Set problem :: Find each line with the word "JSON" and state how many there are, nothing more.

* * *

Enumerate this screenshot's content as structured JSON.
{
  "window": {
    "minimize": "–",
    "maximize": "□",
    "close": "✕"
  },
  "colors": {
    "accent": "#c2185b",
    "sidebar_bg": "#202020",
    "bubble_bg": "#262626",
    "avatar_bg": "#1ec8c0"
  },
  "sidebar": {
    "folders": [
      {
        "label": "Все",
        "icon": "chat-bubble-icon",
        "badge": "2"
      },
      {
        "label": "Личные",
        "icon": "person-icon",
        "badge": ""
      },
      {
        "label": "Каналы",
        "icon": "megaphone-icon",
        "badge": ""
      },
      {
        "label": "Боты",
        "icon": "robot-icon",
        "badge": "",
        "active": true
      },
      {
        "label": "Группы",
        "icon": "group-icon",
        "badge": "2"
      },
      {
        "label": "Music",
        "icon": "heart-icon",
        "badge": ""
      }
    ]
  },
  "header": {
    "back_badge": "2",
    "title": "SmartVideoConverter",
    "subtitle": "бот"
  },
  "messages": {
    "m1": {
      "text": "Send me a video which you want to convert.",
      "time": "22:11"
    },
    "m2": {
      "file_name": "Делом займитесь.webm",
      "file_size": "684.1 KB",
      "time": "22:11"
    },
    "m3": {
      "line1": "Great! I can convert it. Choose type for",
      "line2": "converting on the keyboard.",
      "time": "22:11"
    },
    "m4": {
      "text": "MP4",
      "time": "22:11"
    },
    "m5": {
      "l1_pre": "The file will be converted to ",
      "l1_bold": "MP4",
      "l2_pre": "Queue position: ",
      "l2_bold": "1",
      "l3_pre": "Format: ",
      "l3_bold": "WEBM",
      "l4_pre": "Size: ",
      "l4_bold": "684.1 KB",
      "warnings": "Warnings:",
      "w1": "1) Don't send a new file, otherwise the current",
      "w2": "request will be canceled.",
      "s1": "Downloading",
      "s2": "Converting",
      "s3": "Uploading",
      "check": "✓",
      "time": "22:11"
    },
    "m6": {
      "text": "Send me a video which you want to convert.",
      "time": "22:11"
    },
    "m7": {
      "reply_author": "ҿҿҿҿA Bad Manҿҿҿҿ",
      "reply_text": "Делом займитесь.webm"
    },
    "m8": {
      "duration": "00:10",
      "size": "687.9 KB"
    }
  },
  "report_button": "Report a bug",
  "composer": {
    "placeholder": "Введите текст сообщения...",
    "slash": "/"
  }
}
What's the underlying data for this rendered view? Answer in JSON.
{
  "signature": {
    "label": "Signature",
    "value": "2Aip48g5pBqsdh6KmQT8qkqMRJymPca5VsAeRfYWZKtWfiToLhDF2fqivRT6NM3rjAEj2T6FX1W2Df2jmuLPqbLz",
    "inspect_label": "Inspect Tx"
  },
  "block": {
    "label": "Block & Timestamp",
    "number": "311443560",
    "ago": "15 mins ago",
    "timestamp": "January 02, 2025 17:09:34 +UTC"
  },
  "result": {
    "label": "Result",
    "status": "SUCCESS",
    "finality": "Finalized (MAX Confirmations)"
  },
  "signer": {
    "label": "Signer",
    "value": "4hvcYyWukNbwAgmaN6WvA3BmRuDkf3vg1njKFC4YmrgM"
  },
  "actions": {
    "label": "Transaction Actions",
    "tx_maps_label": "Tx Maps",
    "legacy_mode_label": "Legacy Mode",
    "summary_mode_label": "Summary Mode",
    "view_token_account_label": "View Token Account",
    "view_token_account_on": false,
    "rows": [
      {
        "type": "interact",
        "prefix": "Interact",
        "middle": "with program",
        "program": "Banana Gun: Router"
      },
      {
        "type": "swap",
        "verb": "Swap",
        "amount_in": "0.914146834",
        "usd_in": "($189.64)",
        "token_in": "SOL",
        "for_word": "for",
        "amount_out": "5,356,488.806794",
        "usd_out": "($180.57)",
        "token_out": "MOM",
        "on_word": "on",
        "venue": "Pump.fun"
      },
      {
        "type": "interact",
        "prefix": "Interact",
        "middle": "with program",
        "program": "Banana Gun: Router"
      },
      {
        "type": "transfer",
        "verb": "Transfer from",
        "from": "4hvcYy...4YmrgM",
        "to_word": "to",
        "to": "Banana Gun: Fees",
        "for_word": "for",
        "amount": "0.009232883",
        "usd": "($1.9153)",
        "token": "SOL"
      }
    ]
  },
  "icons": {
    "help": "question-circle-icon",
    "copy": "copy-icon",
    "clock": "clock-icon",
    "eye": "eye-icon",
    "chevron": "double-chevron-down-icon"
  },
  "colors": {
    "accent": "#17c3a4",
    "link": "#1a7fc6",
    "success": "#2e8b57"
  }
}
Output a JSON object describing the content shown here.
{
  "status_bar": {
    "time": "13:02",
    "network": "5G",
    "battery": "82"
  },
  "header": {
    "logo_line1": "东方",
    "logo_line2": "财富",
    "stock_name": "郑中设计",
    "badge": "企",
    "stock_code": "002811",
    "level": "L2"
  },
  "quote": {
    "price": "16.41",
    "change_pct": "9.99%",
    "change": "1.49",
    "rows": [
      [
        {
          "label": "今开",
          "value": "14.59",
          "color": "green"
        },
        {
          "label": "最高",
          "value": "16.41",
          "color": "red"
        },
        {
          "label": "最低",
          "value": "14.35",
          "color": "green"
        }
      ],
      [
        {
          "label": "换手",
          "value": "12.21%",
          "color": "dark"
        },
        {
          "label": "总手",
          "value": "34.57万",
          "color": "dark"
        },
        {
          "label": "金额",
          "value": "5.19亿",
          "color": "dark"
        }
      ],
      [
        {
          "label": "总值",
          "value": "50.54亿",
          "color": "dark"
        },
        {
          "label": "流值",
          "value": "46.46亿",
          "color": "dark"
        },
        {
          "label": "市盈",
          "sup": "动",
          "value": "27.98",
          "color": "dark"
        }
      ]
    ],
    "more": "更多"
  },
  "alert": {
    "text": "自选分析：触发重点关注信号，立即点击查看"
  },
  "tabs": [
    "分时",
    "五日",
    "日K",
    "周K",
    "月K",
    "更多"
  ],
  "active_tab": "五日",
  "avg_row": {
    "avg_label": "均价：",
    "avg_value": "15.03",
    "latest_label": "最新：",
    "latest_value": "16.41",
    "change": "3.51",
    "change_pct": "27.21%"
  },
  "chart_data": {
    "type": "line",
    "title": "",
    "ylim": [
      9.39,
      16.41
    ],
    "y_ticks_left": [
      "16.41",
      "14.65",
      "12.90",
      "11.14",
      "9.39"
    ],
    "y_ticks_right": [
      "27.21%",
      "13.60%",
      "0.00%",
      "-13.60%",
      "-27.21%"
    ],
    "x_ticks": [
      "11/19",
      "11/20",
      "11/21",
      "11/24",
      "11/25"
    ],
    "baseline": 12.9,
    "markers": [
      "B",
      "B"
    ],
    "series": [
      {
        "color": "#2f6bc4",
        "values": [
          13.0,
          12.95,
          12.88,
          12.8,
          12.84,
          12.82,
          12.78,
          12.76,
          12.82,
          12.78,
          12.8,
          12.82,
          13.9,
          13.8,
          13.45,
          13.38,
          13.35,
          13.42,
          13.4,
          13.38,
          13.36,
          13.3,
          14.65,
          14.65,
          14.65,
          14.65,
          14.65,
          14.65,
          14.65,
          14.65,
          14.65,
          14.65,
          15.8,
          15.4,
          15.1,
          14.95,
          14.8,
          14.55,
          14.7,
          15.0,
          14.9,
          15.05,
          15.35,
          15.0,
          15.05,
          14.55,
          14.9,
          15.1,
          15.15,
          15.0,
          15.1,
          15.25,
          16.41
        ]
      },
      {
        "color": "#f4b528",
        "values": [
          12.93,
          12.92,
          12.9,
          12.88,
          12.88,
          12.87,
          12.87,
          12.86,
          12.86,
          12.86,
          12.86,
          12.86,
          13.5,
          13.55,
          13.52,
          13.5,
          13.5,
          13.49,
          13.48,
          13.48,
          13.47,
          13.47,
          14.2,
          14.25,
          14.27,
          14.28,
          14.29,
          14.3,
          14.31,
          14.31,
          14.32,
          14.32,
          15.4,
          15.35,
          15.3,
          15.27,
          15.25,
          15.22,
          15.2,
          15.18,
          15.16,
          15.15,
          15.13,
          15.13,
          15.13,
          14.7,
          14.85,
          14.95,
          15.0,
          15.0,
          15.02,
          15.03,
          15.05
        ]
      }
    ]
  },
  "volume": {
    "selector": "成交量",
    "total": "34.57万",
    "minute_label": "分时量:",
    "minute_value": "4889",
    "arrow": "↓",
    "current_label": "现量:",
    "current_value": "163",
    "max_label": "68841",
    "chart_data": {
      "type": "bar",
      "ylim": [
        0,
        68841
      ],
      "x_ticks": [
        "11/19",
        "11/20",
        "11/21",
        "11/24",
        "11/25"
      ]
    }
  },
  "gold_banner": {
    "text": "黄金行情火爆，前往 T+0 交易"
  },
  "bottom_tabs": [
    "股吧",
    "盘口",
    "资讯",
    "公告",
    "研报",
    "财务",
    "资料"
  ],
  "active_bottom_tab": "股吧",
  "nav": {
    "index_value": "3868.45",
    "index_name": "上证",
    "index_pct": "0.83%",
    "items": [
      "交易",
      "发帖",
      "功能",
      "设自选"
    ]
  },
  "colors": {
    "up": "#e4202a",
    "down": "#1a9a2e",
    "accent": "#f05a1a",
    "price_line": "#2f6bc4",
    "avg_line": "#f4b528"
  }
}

* * *

Answer to this task :: 3